### DATA SUPPLIED
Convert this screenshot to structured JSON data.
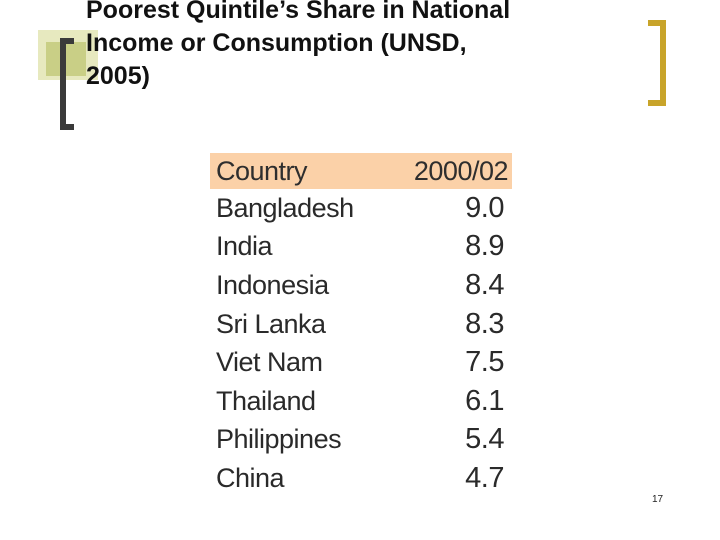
{
  "title_lines": [
    "Poorest Quintile’s Share in National",
    "Income or Consumption (UNSD,",
    "2005)"
  ],
  "table": {
    "headers": [
      "Country",
      "2000/02"
    ],
    "rows": [
      {
        "country": "Bangladesh",
        "value": "9.0"
      },
      {
        "country": "India",
        "value": "8.9"
      },
      {
        "country": "Indonesia",
        "value": "8.4"
      },
      {
        "country": "Sri Lanka",
        "value": "8.3"
      },
      {
        "country": "Viet Nam",
        "value": "7.5"
      },
      {
        "country": "Thailand",
        "value": "6.1"
      },
      {
        "country": "Philippines",
        "value": "5.4"
      },
      {
        "country": "China",
        "value": "4.7"
      }
    ]
  },
  "page_number": "17",
  "colors": {
    "header_fill": "#fbd1a8",
    "bracket_left": "#3a3a3a",
    "bracket_right": "#c8a42a",
    "square_light": "#e7e9bf",
    "square_dark": "#c9cf86"
  }
}
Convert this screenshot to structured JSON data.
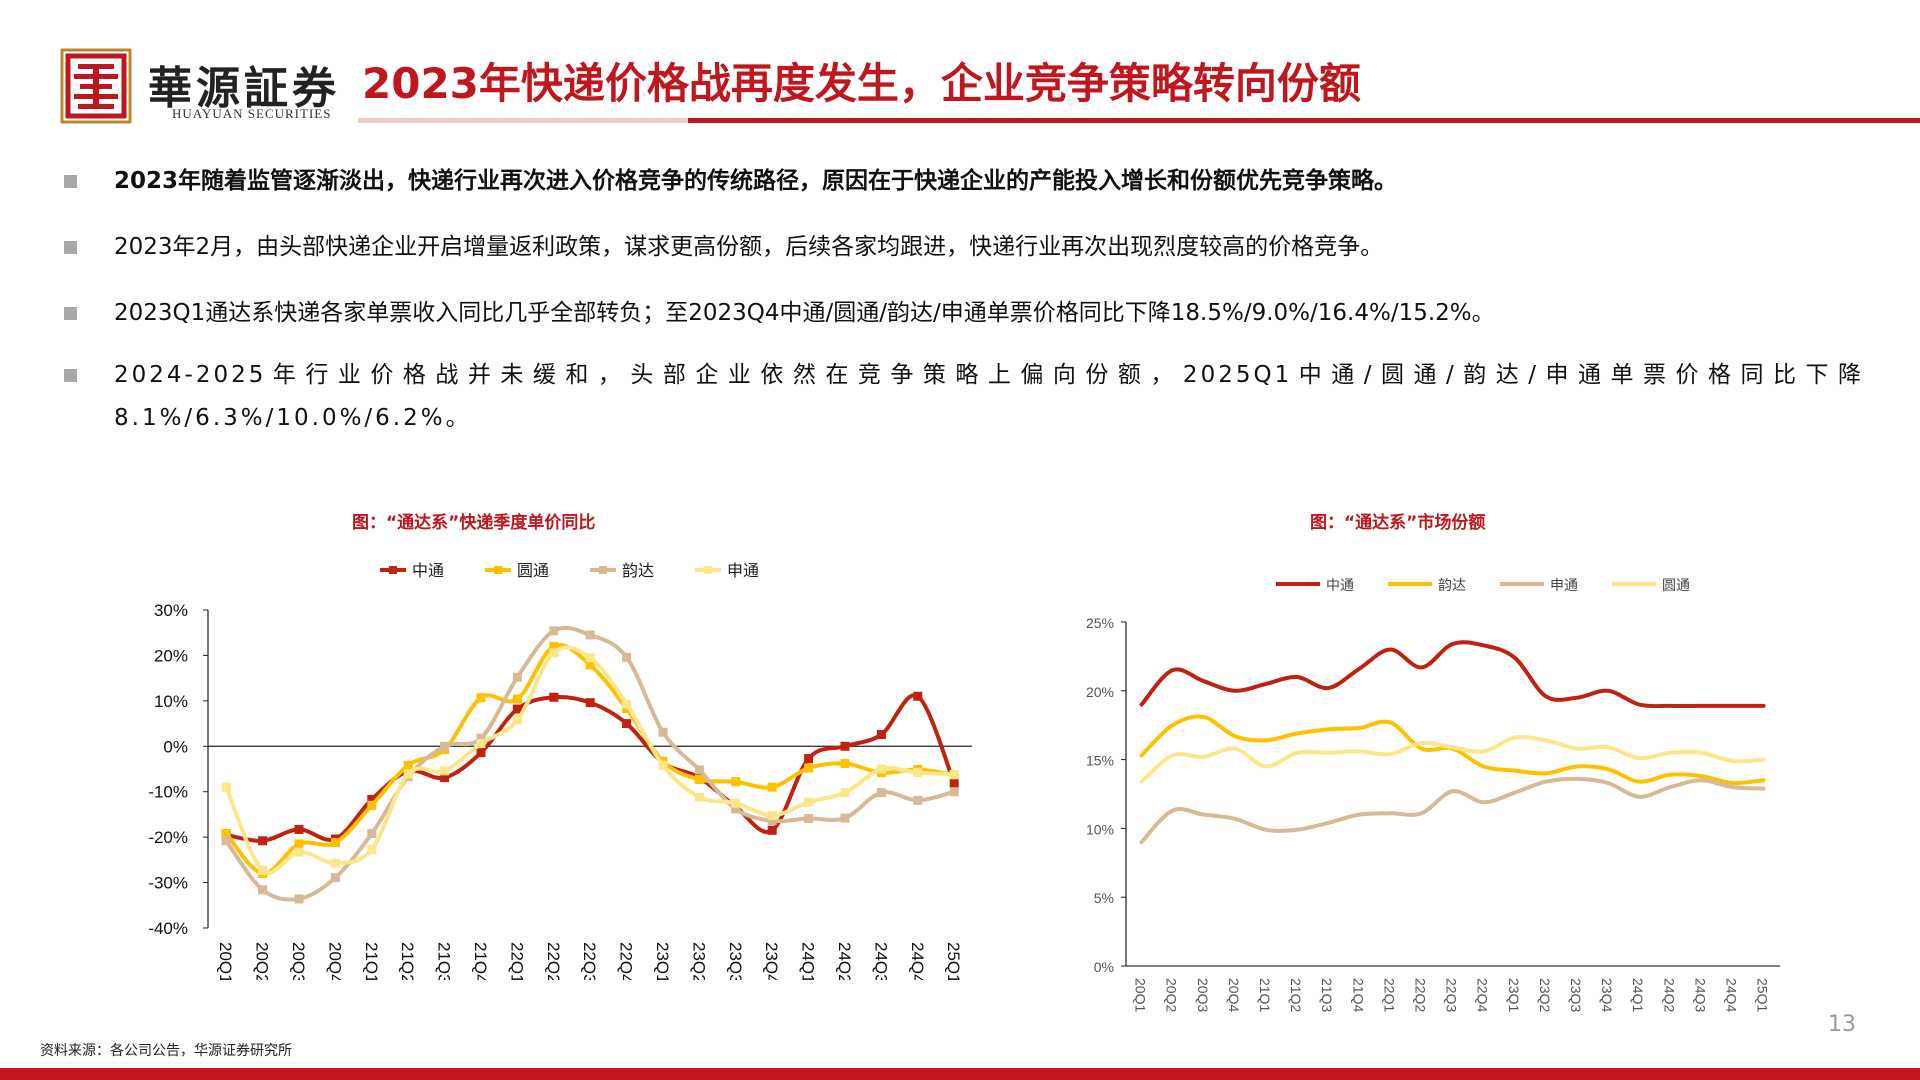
{
  "header": {
    "brand_cn": "華源証券",
    "brand_en": "HUAYUAN SECURITIES",
    "title": "2023年快递价格战再度发生，企业竞争策略转向份额",
    "accent_color": "#c0161d"
  },
  "bullets": [
    "2023年随着监管逐渐淡出，快递行业再次进入价格竞争的传统路径，原因在于快递企业的产能投入增长和份额优先竞争策略。",
    "2023年2月，由头部快递企业开启增量返利政策，谋求更高份额，后续各家均跟进，快递行业再次出现烈度较高的价格竞争。",
    "2023Q1通达系快递各家单票收入同比几乎全部转负；至2023Q4中通/圆通/韵达/申通单票价格同比下降18.5%/9.0%/16.4%/15.2%。",
    "2024-2025年行业价格战并未缓和，头部企业依然在竞争策略上偏向份额，2025Q1中通/圆通/韵达/申通单票价格同比下降8.1%/6.3%/10.0%/6.2%。"
  ],
  "footer": {
    "source": "资料来源：各公司公告，华源证券研究所",
    "page_number": "13"
  },
  "chart_data": [
    {
      "type": "line",
      "title": "图：“通达系”快递季度单价同比",
      "xlabel": "",
      "ylabel": "",
      "ylim": [
        -40,
        30
      ],
      "yticks": [
        "30%",
        "20%",
        "10%",
        "0%",
        "-10%",
        "-20%",
        "-30%",
        "-40%"
      ],
      "legend_position": "top",
      "categories": [
        "20Q1",
        "20Q2",
        "20Q3",
        "20Q4",
        "21Q1",
        "21Q2",
        "21Q3",
        "21Q4",
        "22Q1",
        "22Q2",
        "22Q3",
        "22Q4",
        "23Q1",
        "23Q2",
        "23Q3",
        "23Q4",
        "24Q1",
        "24Q2",
        "24Q3",
        "24Q4",
        "25Q1"
      ],
      "series": [
        {
          "name": "中通",
          "color": "#c0220f",
          "values": [
            -19.5,
            -20.8,
            -18.3,
            -20.4,
            -11.7,
            -5.5,
            -6.9,
            -1.4,
            8.2,
            10.8,
            9.6,
            5.0,
            -3.6,
            -6.9,
            -13.3,
            -18.5,
            -2.7,
            0.0,
            2.6,
            11.0,
            -8.1
          ]
        },
        {
          "name": "圆通",
          "color": "#ffc000",
          "values": [
            -19.2,
            -28.0,
            -21.5,
            -21.2,
            -13.0,
            -4.2,
            -0.7,
            10.7,
            10.4,
            22.0,
            17.9,
            8.3,
            -3.3,
            -7.3,
            -7.8,
            -9.0,
            -4.8,
            -3.8,
            -5.8,
            -5.1,
            -6.3
          ]
        },
        {
          "name": "韵达",
          "color": "#d6b996",
          "values": [
            -20.8,
            -31.6,
            -33.6,
            -28.9,
            -19.2,
            -6.7,
            0.0,
            1.8,
            15.2,
            25.4,
            24.5,
            19.6,
            3.1,
            -5.2,
            -13.8,
            -16.4,
            -15.9,
            -15.8,
            -10.2,
            -11.9,
            -10.0
          ]
        },
        {
          "name": "申通",
          "color": "#fbe78a",
          "values": [
            -9.0,
            -27.3,
            -23.3,
            -25.7,
            -22.7,
            -6.1,
            -5.4,
            0.6,
            5.8,
            20.6,
            19.5,
            9.3,
            -4.2,
            -11.2,
            -12.5,
            -15.2,
            -12.3,
            -10.2,
            -5.0,
            -5.8,
            -6.2
          ]
        }
      ]
    },
    {
      "type": "line",
      "title": "图：“通达系”市场份额",
      "xlabel": "",
      "ylabel": "",
      "ylim": [
        0,
        25
      ],
      "yticks": [
        "25%",
        "20%",
        "15%",
        "10%",
        "5%",
        "0%"
      ],
      "legend_position": "top",
      "categories": [
        "20Q1",
        "20Q2",
        "20Q3",
        "20Q4",
        "21Q1",
        "21Q2",
        "21Q3",
        "21Q4",
        "22Q1",
        "22Q2",
        "22Q3",
        "22Q4",
        "23Q1",
        "23Q2",
        "23Q3",
        "23Q4",
        "24Q1",
        "24Q2",
        "24Q3",
        "24Q4",
        "25Q1"
      ],
      "series": [
        {
          "name": "中通",
          "color": "#c0220f",
          "values": [
            19.0,
            21.5,
            20.7,
            20.0,
            20.5,
            21.0,
            20.2,
            21.6,
            23.0,
            21.7,
            23.4,
            23.3,
            22.4,
            19.6,
            19.5,
            20.0,
            19.0,
            18.9,
            18.9,
            18.9,
            18.9
          ]
        },
        {
          "name": "韵达",
          "color": "#ffc000",
          "values": [
            15.3,
            17.5,
            18.1,
            16.7,
            16.4,
            16.9,
            17.2,
            17.3,
            17.7,
            15.8,
            15.8,
            14.5,
            14.2,
            14.0,
            14.5,
            14.3,
            13.4,
            13.9,
            13.8,
            13.3,
            13.5
          ]
        },
        {
          "name": "申通",
          "color": "#d6b996",
          "values": [
            9.0,
            11.3,
            11.0,
            10.7,
            9.9,
            9.9,
            10.4,
            11.0,
            11.1,
            11.1,
            12.7,
            11.9,
            12.6,
            13.4,
            13.6,
            13.3,
            12.3,
            13.0,
            13.5,
            13.0,
            12.9
          ]
        },
        {
          "name": "圆通",
          "color": "#fbe78a",
          "values": [
            13.4,
            15.3,
            15.2,
            15.8,
            14.5,
            15.5,
            15.5,
            15.6,
            15.4,
            16.2,
            15.9,
            15.6,
            16.6,
            16.4,
            15.8,
            15.9,
            15.1,
            15.5,
            15.5,
            14.9,
            15.0
          ]
        }
      ]
    }
  ]
}
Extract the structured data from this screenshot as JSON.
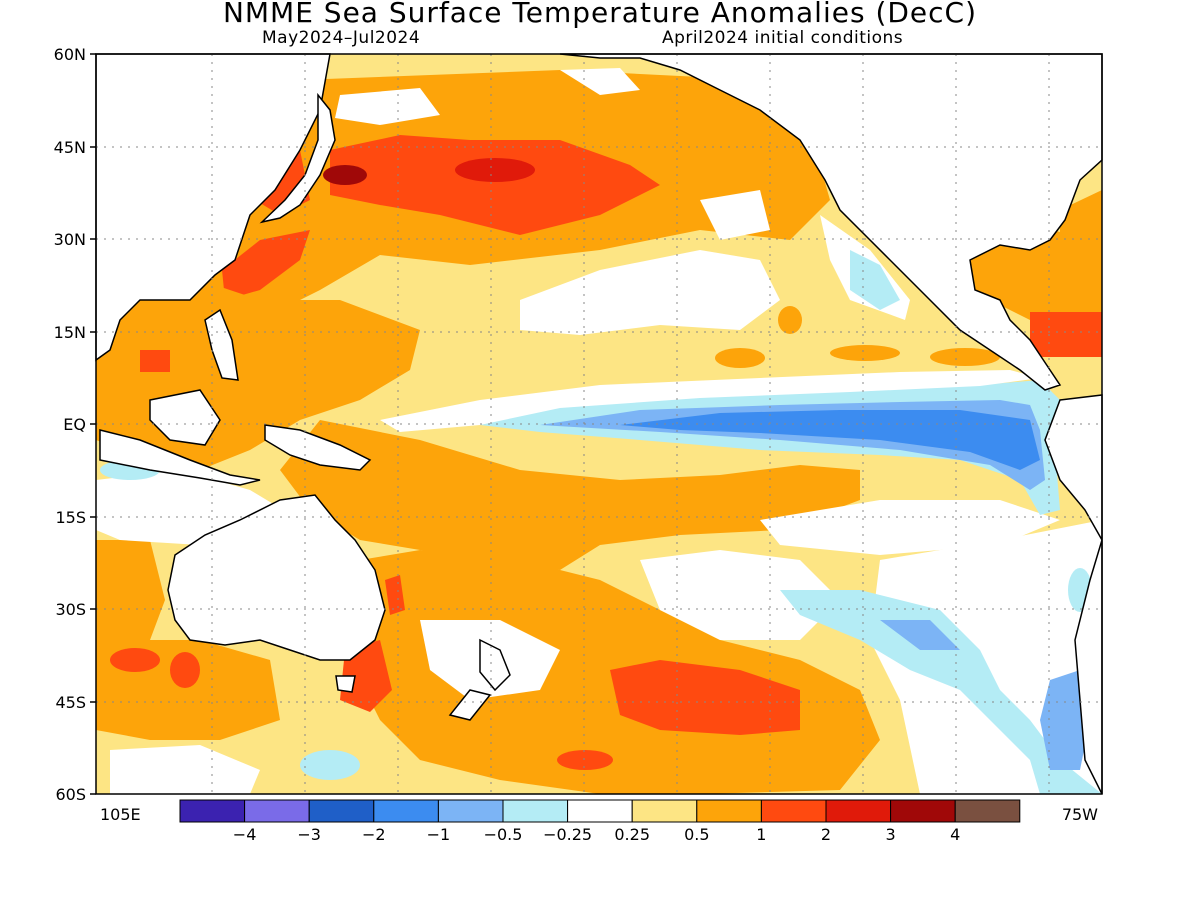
{
  "title": "NMME Sea Surface Temperature Anomalies (DecC)",
  "subtitle_left": "May2024–Jul2024",
  "subtitle_right": "April2024 initial conditions",
  "lat_labels": [
    "60N",
    "45N",
    "30N",
    "15N",
    "EQ",
    "15S",
    "30S",
    "45S",
    "60S"
  ],
  "lon_label_left": "105E",
  "lon_label_right": "75W",
  "colorbar": {
    "colors": [
      "#3b22b0",
      "#7a6be8",
      "#1f5fc8",
      "#3c8cf0",
      "#7cb4f5",
      "#b4ecf5",
      "#ffffff",
      "#fde584",
      "#fda40a",
      "#ff4a10",
      "#e01a0a",
      "#a00808",
      "#7a5040"
    ],
    "labels": [
      "−4",
      "−3",
      "−2",
      "−1",
      "−0.5",
      "−0.25",
      "0.25",
      "0.5",
      "1",
      "2",
      "3",
      "4"
    ]
  }
}
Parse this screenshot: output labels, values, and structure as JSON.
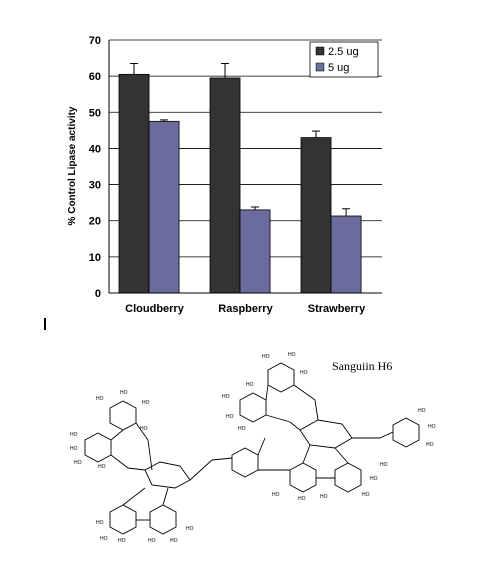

### SHORT EXERCISE
Each entry should be repeated exactly as it appears; the pictures stay out.

### RESPONSE TO THIS EXERCISE
Convert this screenshot to structured JSON data.
{
  "title_lines": [
    "Poorest Quintile’s Share in National",
    "Income or Consumption (UNSD,",
    "2005)"
  ],
  "table": {
    "headers": [
      "Country",
      "2000/02"
    ],
    "rows": [
      {
        "country": "Bangladesh",
        "value": "9.0"
      },
      {
        "country": "India",
        "value": "8.9"
      },
      {
        "country": "Indonesia",
        "value": "8.4"
      },
      {
        "country": "Sri Lanka",
        "value": "8.3"
      },
      {
        "country": "Viet Nam",
        "value": "7.5"
      },
      {
        "country": "Thailand",
        "value": "6.1"
      },
      {
        "country": "Philippines",
        "value": "5.4"
      },
      {
        "country": "China",
        "value": "4.7"
      }
    ]
  },
  "page_number": "17",
  "colors": {
    "header_fill": "#fbd1a8",
    "bracket_left": "#3a3a3a",
    "bracket_right": "#c8a42a",
    "square_light": "#e7e9bf",
    "square_dark": "#c9cf86"
  }
}
Convert this screenshot to structured JSON data.
{
  "header": {
    "brand_cn": "華源証券",
    "brand_en": "HUAYUAN SECURITIES",
    "title": "2023年快递价格战再度发生，企业竞争策略转向份额",
    "accent_color": "#c0161d"
  },
  "bullets": [
    "2023年随着监管逐渐淡出，快递行业再次进入价格竞争的传统路径，原因在于快递企业的产能投入增长和份额优先竞争策略。",
    "2023年2月，由头部快递企业开启增量返利政策，谋求更高份额，后续各家均跟进，快递行业再次出现烈度较高的价格竞争。",
    "2023Q1通达系快递各家单票收入同比几乎全部转负；至2023Q4中通/圆通/韵达/申通单票价格同比下降18.5%/9.0%/16.4%/15.2%。",
    "2024-2025年行业价格战并未缓和，头部企业依然在竞争策略上偏向份额，2025Q1中通/圆通/韵达/申通单票价格同比下降8.1%/6.3%/10.0%/6.2%。"
  ],
  "footer": {
    "source": "资料来源：各公司公告，华源证券研究所",
    "page_number": "13"
  },
  "chart_data": [
    {
      "type": "line",
      "title": "图：“通达系”快递季度单价同比",
      "xlabel": "",
      "ylabel": "",
      "ylim": [
        -40,
        30
      ],
      "yticks": [
        "30%",
        "20%",
        "10%",
        "0%",
        "-10%",
        "-20%",
        "-30%",
        "-40%"
      ],
      "legend_position": "top",
      "categories": [
        "20Q1",
        "20Q2",
        "20Q3",
        "20Q4",
        "21Q1",
        "21Q2",
        "21Q3",
        "21Q4",
        "22Q1",
        "22Q2",
        "22Q3",
        "22Q4",
        "23Q1",
        "23Q2",
        "23Q3",
        "23Q4",
        "24Q1",
        "24Q2",
        "24Q3",
        "24Q4",
        "25Q1"
      ],
      "series": [
        {
          "name": "中通",
          "color": "#c0220f",
          "values": [
            -19.5,
            -20.8,
            -18.3,
            -20.4,
            -11.7,
            -5.5,
            -6.9,
            -1.4,
            8.2,
            10.8,
            9.6,
            5.0,
            -3.6,
            -6.9,
            -13.3,
            -18.5,
            -2.7,
            0.0,
            2.6,
            11.0,
            -8.1
          ]
        },
        {
          "name": "圆通",
          "color": "#ffc000",
          "values": [
            -19.2,
            -28.0,
            -21.5,
            -21.2,
            -13.0,
            -4.2,
            -0.7,
            10.7,
            10.4,
            22.0,
            17.9,
            8.3,
            -3.3,
            -7.3,
            -7.8,
            -9.0,
            -4.8,
            -3.8,
            -5.8,
            -5.1,
            -6.3
          ]
        },
        {
          "name": "韵达",
          "color": "#d6b996",
          "values": [
            -20.8,
            -31.6,
            -33.6,
            -28.9,
            -19.2,
            -6.7,
            0.0,
            1.8,
            15.2,
            25.4,
            24.5,
            19.6,
            3.1,
            -5.2,
            -13.8,
            -16.4,
            -15.9,
            -15.8,
            -10.2,
            -11.9,
            -10.0
          ]
        },
        {
          "name": "申通",
          "color": "#fbe78a",
          "values": [
            -9.0,
            -27.3,
            -23.3,
            -25.7,
            -22.7,
            -6.1,
            -5.4,
            0.6,
            5.8,
            20.6,
            19.5,
            9.3,
            -4.2,
            -11.2,
            -12.5,
            -15.2,
            -12.3,
            -10.2,
            -5.0,
            -5.8,
            -6.2
          ]
        }
      ]
    },
    {
      "type": "line",
      "title": "图：“通达系”市场份额",
      "xlabel": "",
      "ylabel": "",
      "ylim": [
        0,
        25
      ],
      "yticks": [
        "25%",
        "20%",
        "15%",
        "10%",
        "5%",
        "0%"
      ],
      "legend_position": "top",
      "categories": [
        "20Q1",
        "20Q2",
        "20Q3",
        "20Q4",
        "21Q1",
        "21Q2",
        "21Q3",
        "21Q4",
        "22Q1",
        "22Q2",
        "22Q3",
        "22Q4",
        "23Q1",
        "23Q2",
        "23Q3",
        "23Q4",
        "24Q1",
        "24Q2",
        "24Q3",
        "24Q4",
        "25Q1"
      ],
      "series": [
        {
          "name": "中通",
          "color": "#c0220f",
          "values": [
            19.0,
            21.5,
            20.7,
            20.0,
            20.5,
            21.0,
            20.2,
            21.6,
            23.0,
            21.7,
            23.4,
            23.3,
            22.4,
            19.6,
            19.5,
            20.0,
            19.0,
            18.9,
            18.9,
            18.9,
            18.9
          ]
        },
        {
          "name": "韵达",
          "color": "#ffc000",
          "values": [
            15.3,
            17.5,
            18.1,
            16.7,
            16.4,
            16.9,
            17.2,
            17.3,
            17.7,
            15.8,
            15.8,
            14.5,
            14.2,
            14.0,
            14.5,
            14.3,
            13.4,
            13.9,
            13.8,
            13.3,
            13.5
          ]
        },
        {
          "name": "申通",
          "color": "#d6b996",
          "values": [
            9.0,
            11.3,
            11.0,
            10.7,
            9.9,
            9.9,
            10.4,
            11.0,
            11.1,
            11.1,
            12.7,
            11.9,
            12.6,
            13.4,
            13.6,
            13.3,
            12.3,
            13.0,
            13.5,
            13.0,
            12.9
          ]
        },
        {
          "name": "圆通",
          "color": "#fbe78a",
          "values": [
            13.4,
            15.3,
            15.2,
            15.8,
            14.5,
            15.5,
            15.5,
            15.6,
            15.4,
            16.2,
            15.9,
            15.6,
            16.6,
            16.4,
            15.8,
            15.9,
            15.1,
            15.5,
            15.5,
            14.9,
            15.0
          ]
        }
      ]
    }
  ]
}
Extract the structured data from this screenshot as JSON.
{
  "title": "NMME Sea Surface Temperature Anomalies (DecC)",
  "subtitle_left": "May2024–Jul2024",
  "subtitle_right": "April2024 initial conditions",
  "lat_labels": [
    "60N",
    "45N",
    "30N",
    "15N",
    "EQ",
    "15S",
    "30S",
    "45S",
    "60S"
  ],
  "lon_label_left": "105E",
  "lon_label_right": "75W",
  "colorbar": {
    "colors": [
      "#3b22b0",
      "#7a6be8",
      "#1f5fc8",
      "#3c8cf0",
      "#7cb4f5",
      "#b4ecf5",
      "#ffffff",
      "#fde584",
      "#fda40a",
      "#ff4a10",
      "#e01a0a",
      "#a00808",
      "#7a5040"
    ],
    "labels": [
      "−4",
      "−3",
      "−2",
      "−1",
      "−0.5",
      "−0.25",
      "0.25",
      "0.5",
      "1",
      "2",
      "3",
      "4"
    ]
  }
}
Parse this screenshot: output labels, values, and structure as JSON.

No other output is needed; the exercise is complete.